● **Belge Alıntısı**:
-------

İstanbul’dan Diyarbakır’a gelerek kültür turu gerçekleştiren Mustafa ve Dilek çifti, 22 günlük ve 2 aylık “Kuzum” ile “Balım” ismindeki kuzularını yanlarından ayırmıyor.
İstanbul’dan Diyarbakır’a turistik gezi düzenleyen Mustafa ve Dilek Tomakin çifti, sütle besleyip yetiştirdiği kuzularla cadde ile sokaklarda kültürel mekanlara tanıklık ediyor. Kuzularını bir an bile olsun yalnız bırakmayan çift, merkez Sur ilçesinde düzenledikleri geziyle ilgi çekiyor.
Cadde ve sokaklarda "Kuzum" ve "Balım" isimli kuzularıyla Tomakin çiftinin yanından ayrılmayan kuzular, kahvaltılarını beraber yapıp başta çocuklar olmak üzere herkesin sevgilisi haline geldi. 22 günlük ve 2 aylık kuzuların elbiseleri ve bakımları ise manevi annelerinin eliyle yapılıyor.

-------

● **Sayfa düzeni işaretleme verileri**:
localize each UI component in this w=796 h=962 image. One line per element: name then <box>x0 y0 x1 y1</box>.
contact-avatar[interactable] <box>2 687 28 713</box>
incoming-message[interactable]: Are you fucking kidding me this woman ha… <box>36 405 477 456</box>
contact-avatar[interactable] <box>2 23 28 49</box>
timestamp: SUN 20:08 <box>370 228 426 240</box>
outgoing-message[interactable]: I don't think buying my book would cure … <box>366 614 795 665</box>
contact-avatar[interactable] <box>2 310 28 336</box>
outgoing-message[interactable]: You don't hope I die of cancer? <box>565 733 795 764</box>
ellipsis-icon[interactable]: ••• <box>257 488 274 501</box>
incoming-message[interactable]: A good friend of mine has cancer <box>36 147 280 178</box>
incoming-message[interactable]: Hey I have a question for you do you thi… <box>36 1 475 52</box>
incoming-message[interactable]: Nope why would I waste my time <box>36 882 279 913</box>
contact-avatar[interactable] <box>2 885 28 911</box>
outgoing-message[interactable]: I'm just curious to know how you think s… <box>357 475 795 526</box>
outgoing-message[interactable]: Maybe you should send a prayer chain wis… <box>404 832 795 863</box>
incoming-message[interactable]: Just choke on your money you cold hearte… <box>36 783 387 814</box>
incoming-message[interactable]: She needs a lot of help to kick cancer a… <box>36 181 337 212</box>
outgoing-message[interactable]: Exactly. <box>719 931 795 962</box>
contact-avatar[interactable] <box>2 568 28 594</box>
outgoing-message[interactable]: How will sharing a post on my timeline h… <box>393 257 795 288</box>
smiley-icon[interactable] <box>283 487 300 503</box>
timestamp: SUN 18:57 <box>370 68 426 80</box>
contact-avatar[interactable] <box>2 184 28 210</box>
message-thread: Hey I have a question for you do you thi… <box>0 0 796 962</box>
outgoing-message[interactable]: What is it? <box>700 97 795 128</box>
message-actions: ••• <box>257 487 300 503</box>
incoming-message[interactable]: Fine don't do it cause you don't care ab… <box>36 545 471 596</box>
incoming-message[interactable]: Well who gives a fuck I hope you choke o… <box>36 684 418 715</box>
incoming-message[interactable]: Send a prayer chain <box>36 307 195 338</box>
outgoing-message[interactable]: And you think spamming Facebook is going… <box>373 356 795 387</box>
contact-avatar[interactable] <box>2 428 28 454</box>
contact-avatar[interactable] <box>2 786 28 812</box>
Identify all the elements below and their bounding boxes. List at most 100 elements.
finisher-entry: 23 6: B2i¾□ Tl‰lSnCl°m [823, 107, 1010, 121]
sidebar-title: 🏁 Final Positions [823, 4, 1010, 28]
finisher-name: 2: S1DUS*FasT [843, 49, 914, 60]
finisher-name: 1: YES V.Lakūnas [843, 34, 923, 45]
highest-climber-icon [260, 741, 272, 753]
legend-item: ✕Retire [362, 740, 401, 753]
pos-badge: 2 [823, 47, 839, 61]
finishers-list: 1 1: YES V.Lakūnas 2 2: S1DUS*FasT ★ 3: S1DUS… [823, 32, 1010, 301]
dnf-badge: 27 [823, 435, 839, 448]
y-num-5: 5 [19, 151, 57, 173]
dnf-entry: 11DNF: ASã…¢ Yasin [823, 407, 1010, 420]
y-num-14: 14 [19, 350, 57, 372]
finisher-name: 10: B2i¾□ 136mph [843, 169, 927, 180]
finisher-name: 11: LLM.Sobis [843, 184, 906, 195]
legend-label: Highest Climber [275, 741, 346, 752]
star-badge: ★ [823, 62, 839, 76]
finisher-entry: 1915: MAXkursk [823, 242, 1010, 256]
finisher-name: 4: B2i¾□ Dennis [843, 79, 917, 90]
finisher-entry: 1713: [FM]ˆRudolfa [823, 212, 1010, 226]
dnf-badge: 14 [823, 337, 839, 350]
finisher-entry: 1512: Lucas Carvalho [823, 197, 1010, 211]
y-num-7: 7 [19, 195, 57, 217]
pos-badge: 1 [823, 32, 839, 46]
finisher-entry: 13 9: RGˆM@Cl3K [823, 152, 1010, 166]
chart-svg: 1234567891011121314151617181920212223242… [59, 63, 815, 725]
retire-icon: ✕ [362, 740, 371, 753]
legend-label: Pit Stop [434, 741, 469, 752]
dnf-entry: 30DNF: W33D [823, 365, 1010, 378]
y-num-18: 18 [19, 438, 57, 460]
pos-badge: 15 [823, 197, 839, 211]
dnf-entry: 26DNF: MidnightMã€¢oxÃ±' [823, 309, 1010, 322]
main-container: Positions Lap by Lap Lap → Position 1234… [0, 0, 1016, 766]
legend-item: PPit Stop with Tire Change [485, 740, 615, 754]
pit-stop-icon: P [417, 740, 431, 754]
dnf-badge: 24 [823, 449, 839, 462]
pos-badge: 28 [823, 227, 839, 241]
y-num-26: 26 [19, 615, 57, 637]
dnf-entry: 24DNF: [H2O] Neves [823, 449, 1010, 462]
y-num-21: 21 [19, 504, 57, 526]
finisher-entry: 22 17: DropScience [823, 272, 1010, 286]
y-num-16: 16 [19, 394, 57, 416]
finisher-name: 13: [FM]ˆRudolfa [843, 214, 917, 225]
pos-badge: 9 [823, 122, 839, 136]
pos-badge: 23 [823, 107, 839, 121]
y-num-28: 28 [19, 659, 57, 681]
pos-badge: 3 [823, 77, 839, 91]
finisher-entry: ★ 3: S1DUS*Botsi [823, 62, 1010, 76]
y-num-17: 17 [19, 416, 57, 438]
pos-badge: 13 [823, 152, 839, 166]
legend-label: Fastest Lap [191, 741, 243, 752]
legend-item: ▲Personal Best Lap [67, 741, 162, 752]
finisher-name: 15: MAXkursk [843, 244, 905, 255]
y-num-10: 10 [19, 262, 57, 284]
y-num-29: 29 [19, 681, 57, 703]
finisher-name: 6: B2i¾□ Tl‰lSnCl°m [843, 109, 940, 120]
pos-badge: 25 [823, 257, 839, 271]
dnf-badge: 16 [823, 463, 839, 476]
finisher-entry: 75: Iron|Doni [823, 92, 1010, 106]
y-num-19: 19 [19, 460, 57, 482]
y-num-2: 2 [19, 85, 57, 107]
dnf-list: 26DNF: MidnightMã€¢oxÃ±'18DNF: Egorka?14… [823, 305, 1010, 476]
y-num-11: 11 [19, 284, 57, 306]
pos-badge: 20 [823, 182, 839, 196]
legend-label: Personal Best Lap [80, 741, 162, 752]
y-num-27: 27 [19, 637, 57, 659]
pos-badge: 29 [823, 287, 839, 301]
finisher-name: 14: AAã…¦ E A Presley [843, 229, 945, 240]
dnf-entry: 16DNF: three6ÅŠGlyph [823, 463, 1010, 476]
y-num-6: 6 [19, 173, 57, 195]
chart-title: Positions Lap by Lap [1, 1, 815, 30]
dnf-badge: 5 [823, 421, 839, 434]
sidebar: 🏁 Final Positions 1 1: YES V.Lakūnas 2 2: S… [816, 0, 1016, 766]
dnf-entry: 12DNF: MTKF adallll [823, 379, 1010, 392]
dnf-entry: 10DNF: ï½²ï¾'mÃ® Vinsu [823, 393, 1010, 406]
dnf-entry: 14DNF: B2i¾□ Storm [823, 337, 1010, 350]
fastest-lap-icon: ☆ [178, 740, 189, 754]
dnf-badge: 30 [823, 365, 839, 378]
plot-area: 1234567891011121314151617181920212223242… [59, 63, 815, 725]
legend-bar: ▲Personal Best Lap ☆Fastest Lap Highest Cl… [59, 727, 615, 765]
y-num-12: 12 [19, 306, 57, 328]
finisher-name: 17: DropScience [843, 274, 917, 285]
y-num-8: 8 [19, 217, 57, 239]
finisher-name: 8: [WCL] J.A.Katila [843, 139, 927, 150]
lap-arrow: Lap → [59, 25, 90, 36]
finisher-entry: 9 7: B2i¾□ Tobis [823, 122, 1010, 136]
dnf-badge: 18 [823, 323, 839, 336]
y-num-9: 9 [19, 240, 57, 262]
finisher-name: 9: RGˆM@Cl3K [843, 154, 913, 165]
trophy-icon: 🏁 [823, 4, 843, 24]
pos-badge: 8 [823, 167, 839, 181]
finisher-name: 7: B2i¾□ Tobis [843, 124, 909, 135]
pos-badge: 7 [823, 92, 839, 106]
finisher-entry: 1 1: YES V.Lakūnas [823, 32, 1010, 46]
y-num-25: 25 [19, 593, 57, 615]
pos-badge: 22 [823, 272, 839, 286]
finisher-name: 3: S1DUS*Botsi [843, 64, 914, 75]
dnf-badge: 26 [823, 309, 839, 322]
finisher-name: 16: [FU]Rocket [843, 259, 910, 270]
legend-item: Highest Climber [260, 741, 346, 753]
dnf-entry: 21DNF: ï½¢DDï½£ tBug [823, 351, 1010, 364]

-------

● **Yapılacak İşler**:
(a) Kuzularla gezen çiftin haberinde "İstanbul’dan Diyarbakır’a turistik" sözleriyle başlayıp "geziyle ilgi çekiyor." sözleriyle biten kısmı hiç değiştirmeden aktar.
(b) Kuzularıyla Diyarbakır'ı gezen çiftin haberini kaldığı yerden devam ettir.

● **Görevlerin Cevapları**:
(a)
İstanbul’dan Diyarbakır’a turistik gezi düzenleyen Mustafa ve Dilek Tomakin çifti, sütle besleyip yetiştirdiği kuzularla cadde ile sokaklarda kültürel mekanlara tanıklık ediyor. Kuzularını bir an bile olsun yalnız bırakmayan çift, merkez Sur ilçesinde düzenledikleri geziyle ilgi çekiyor.

(b)
“Kuzum” ve “Balım”ın anneleri tarafından kabul edilmedikten sonra babasının ikamet ettiği Ordu’ya gidip çiftlikten aldıktan sonra kuzuları beslemeye başladığını dile getiren Mustafa Tomakin, kuzuların insanlara çok çabuk alıştığını söyledi.
Kuzu sevgisinin evlat sevgisiyle eşdeğer olduğunu ifade eden Tomakin, “İstanbul’dan Doğu gezisi yapmak için Diyarbakır’da rotamızdaki şehirlerden birisiydi. Biz İstanbul’da kuzu besliyoruz. Kedi, köpek, kuş besleyen var ama kuzu besleyen toplumda fazla yok diye biliyorum. 2 kuzu besliyoruz. Kuzularımızın anneleri kabul etmeyince biz de onları babamdan aldık, biberonlarla beslemeye başladık. Eşimle birlikte şuanda kuzularımıza anne ve babalık yapıyoruz. Kuzular insanlara daha fazla alışıyor. İnsan çocuğunu bırakamadığı gibi kuzuyu da bırakamıyor. Örneğin eşim onlar hepsi namaza gitti ben kuzularımıza bakıyorum. Kuzular insan gibi alışıyor” dedi.
“Elbiselerini de özel olarak anneleri diktiriyor”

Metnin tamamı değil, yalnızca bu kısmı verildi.